[Goal]:
Without the pictures, set down the records below word for word.

____

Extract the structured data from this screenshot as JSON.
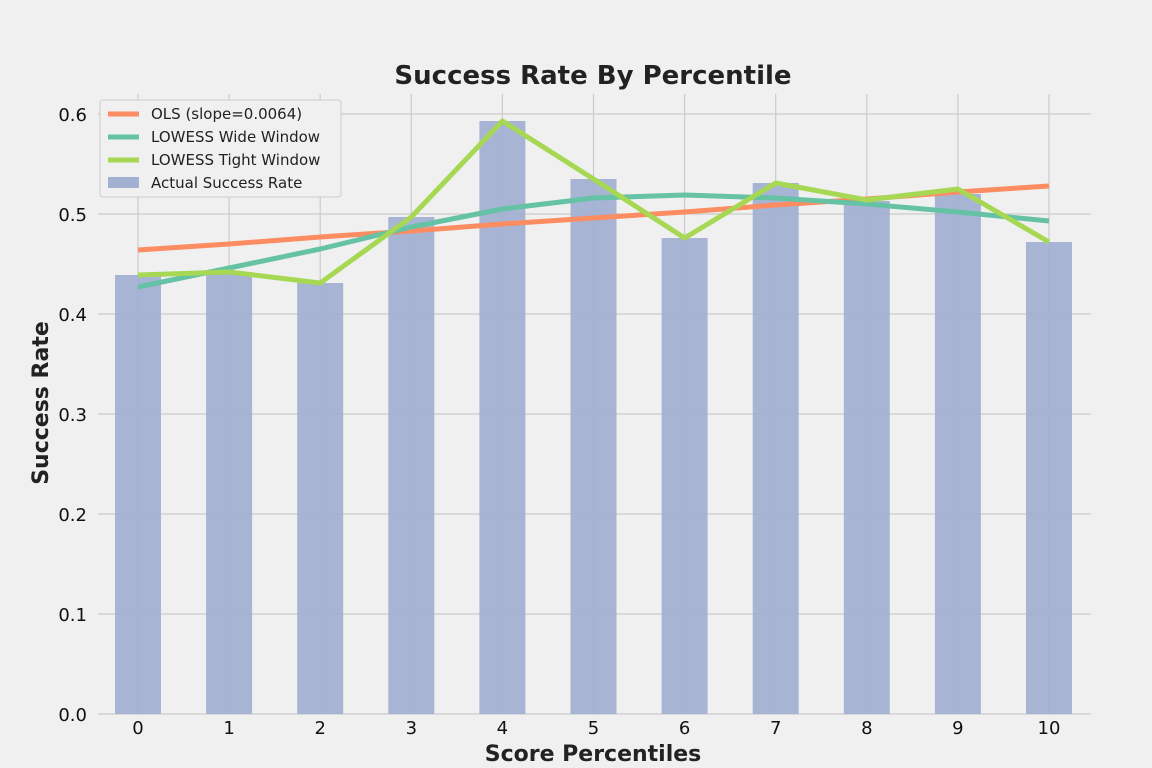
{
  "chart_data": {
    "type": "bar",
    "title": "Success Rate By Percentile",
    "xlabel": "Score Percentiles",
    "ylabel": "Success Rate",
    "categories": [
      "0",
      "1",
      "2",
      "3",
      "4",
      "5",
      "6",
      "7",
      "8",
      "9",
      "10"
    ],
    "x": [
      0,
      1,
      2,
      3,
      4,
      5,
      6,
      7,
      8,
      9,
      10
    ],
    "ylim": [
      0,
      0.62
    ],
    "yticks": [
      "0.0",
      "0.1",
      "0.2",
      "0.3",
      "0.4",
      "0.5",
      "0.6"
    ],
    "grid": true,
    "legend_position": "top-left",
    "bars": {
      "name": "Actual Success Rate",
      "color": "#a2b0d2",
      "values": [
        0.439,
        0.442,
        0.431,
        0.497,
        0.593,
        0.535,
        0.476,
        0.531,
        0.513,
        0.52,
        0.472
      ]
    },
    "series": [
      {
        "name": "OLS (slope=0.0064)",
        "type": "line",
        "color": "#fc8d62",
        "values": [
          0.464,
          0.47,
          0.477,
          0.483,
          0.49,
          0.496,
          0.502,
          0.509,
          0.515,
          0.522,
          0.528
        ]
      },
      {
        "name": "LOWESS Wide Window",
        "type": "line",
        "color": "#66c2a5",
        "values": [
          0.427,
          0.446,
          0.465,
          0.487,
          0.505,
          0.516,
          0.519,
          0.516,
          0.51,
          0.502,
          0.493
        ]
      },
      {
        "name": "LOWESS Tight Window",
        "type": "line",
        "color": "#a6d854",
        "values": [
          0.439,
          0.442,
          0.431,
          0.497,
          0.593,
          0.535,
          0.476,
          0.531,
          0.514,
          0.525,
          0.472
        ]
      }
    ]
  }
}
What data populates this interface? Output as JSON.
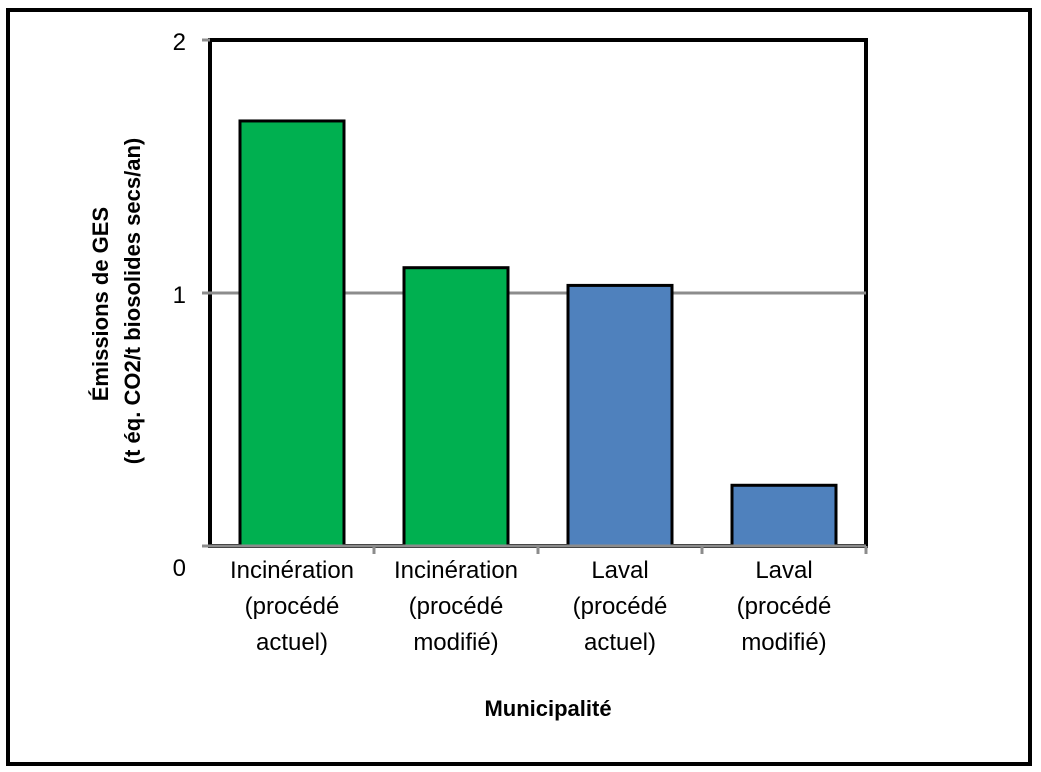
{
  "chart_data": {
    "type": "bar",
    "categories": [
      [
        "Incinération",
        "(procédé",
        "actuel)"
      ],
      [
        "Incinération",
        "(procédé",
        "modifié)"
      ],
      [
        "Laval",
        "(procédé",
        "actuel)"
      ],
      [
        "Laval",
        "(procédé",
        "modifié)"
      ]
    ],
    "values": [
      1.68,
      1.1,
      1.03,
      0.24
    ],
    "bar_colors": [
      "#00b050",
      "#00b050",
      "#4f81bd",
      "#4f81bd"
    ],
    "title": "",
    "xlabel": "Municipalité",
    "ylabel": [
      "Émissions de GES",
      "(t éq. CO2/t biosolides secs/an)"
    ],
    "ylim": [
      0,
      2
    ],
    "yticks": [
      "0",
      "1",
      "2"
    ],
    "grid": true
  }
}
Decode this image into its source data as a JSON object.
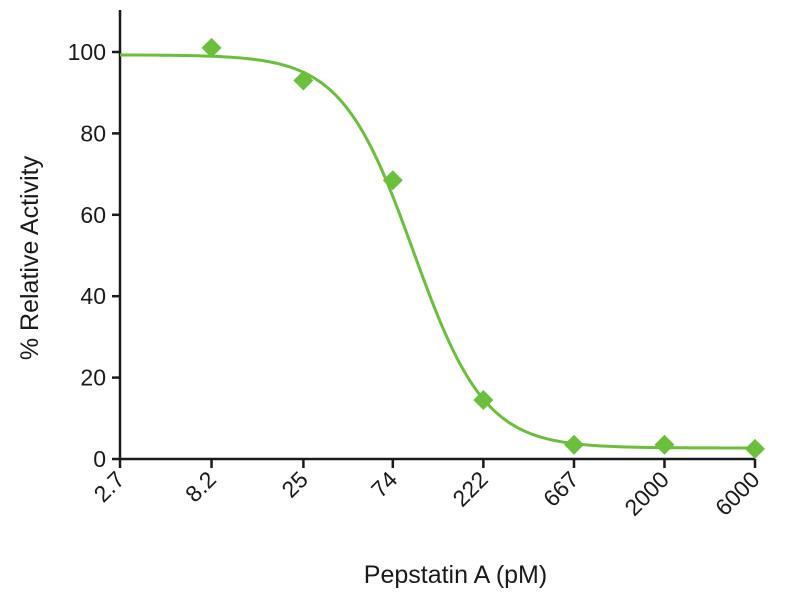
{
  "chart_data": {
    "type": "scatter",
    "title": "",
    "xlabel": "Pepstatin A (pM)",
    "ylabel": "% Relative Activity",
    "x_scale": "log",
    "x_tick_labels": [
      "2.7",
      "8.2",
      "25",
      "74",
      "222",
      "667",
      "2000",
      "6000"
    ],
    "x_tick_values": [
      2.7,
      8.2,
      25,
      74,
      222,
      667,
      2000,
      6000
    ],
    "y_ticks": [
      0,
      20,
      40,
      60,
      80,
      100
    ],
    "ylim": [
      0,
      110
    ],
    "xlim": [
      2.7,
      6000
    ],
    "series": [
      {
        "name": "Pepstatin A",
        "marker": "diamond",
        "x": [
          8.2,
          25,
          74,
          222,
          667,
          2000,
          6000
        ],
        "y": [
          101,
          93,
          68.5,
          14.5,
          3.5,
          3.5,
          2.5
        ]
      }
    ],
    "fit": {
      "type": "four-parameter logistic",
      "top": 99.3,
      "bottom": 2.7,
      "ic50": 95,
      "hill": 2.3
    },
    "colors": {
      "series": "#6abf3b",
      "axis": "#1a1a1a"
    }
  }
}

____

[Written response]:
Extract the structured data from this screenshot as JSON.
{
  "chart_data": {
    "type": "bar",
    "title": "Success Rate By Percentile",
    "xlabel": "Score Percentiles",
    "ylabel": "Success Rate",
    "categories": [
      "0",
      "1",
      "2",
      "3",
      "4",
      "5",
      "6",
      "7",
      "8",
      "9",
      "10"
    ],
    "x": [
      0,
      1,
      2,
      3,
      4,
      5,
      6,
      7,
      8,
      9,
      10
    ],
    "ylim": [
      0,
      0.62
    ],
    "yticks": [
      "0.0",
      "0.1",
      "0.2",
      "0.3",
      "0.4",
      "0.5",
      "0.6"
    ],
    "grid": true,
    "legend_position": "top-left",
    "bars": {
      "name": "Actual Success Rate",
      "color": "#a2b0d2",
      "values": [
        0.439,
        0.442,
        0.431,
        0.497,
        0.593,
        0.535,
        0.476,
        0.531,
        0.513,
        0.52,
        0.472
      ]
    },
    "series": [
      {
        "name": "OLS (slope=0.0064)",
        "type": "line",
        "color": "#fc8d62",
        "values": [
          0.464,
          0.47,
          0.477,
          0.483,
          0.49,
          0.496,
          0.502,
          0.509,
          0.515,
          0.522,
          0.528
        ]
      },
      {
        "name": "LOWESS Wide Window",
        "type": "line",
        "color": "#66c2a5",
        "values": [
          0.427,
          0.446,
          0.465,
          0.487,
          0.505,
          0.516,
          0.519,
          0.516,
          0.51,
          0.502,
          0.493
        ]
      },
      {
        "name": "LOWESS Tight Window",
        "type": "line",
        "color": "#a6d854",
        "values": [
          0.439,
          0.442,
          0.431,
          0.497,
          0.593,
          0.535,
          0.476,
          0.531,
          0.514,
          0.525,
          0.472
        ]
      }
    ]
  }
}
What data populates this interface? Output as JSON.
{
  "chart_data": {
    "type": "bar",
    "categories": [
      [
        "Incinération",
        "(procédé",
        "actuel)"
      ],
      [
        "Incinération",
        "(procédé",
        "modifié)"
      ],
      [
        "Laval",
        "(procédé",
        "actuel)"
      ],
      [
        "Laval",
        "(procédé",
        "modifié)"
      ]
    ],
    "values": [
      1.68,
      1.1,
      1.03,
      0.24
    ],
    "bar_colors": [
      "#00b050",
      "#00b050",
      "#4f81bd",
      "#4f81bd"
    ],
    "title": "",
    "xlabel": "Municipalité",
    "ylabel": [
      "Émissions de GES",
      "(t éq. CO2/t biosolides secs/an)"
    ],
    "ylim": [
      0,
      2
    ],
    "yticks": [
      "0",
      "1",
      "2"
    ],
    "grid": true
  }
}
Decode this image into its source data as a JSON object.
{
  "chart_data": {
    "type": "scatter",
    "title": "",
    "xlabel": "Pepstatin A (pM)",
    "ylabel": "% Relative Activity",
    "x_scale": "log",
    "x_tick_labels": [
      "2.7",
      "8.2",
      "25",
      "74",
      "222",
      "667",
      "2000",
      "6000"
    ],
    "x_tick_values": [
      2.7,
      8.2,
      25,
      74,
      222,
      667,
      2000,
      6000
    ],
    "y_ticks": [
      0,
      20,
      40,
      60,
      80,
      100
    ],
    "ylim": [
      0,
      110
    ],
    "xlim": [
      2.7,
      6000
    ],
    "series": [
      {
        "name": "Pepstatin A",
        "marker": "diamond",
        "x": [
          8.2,
          25,
          74,
          222,
          667,
          2000,
          6000
        ],
        "y": [
          101,
          93,
          68.5,
          14.5,
          3.5,
          3.5,
          2.5
        ]
      }
    ],
    "fit": {
      "type": "four-parameter logistic",
      "top": 99.3,
      "bottom": 2.7,
      "ic50": 95,
      "hill": 2.3
    },
    "colors": {
      "series": "#6abf3b",
      "axis": "#1a1a1a"
    }
  }
}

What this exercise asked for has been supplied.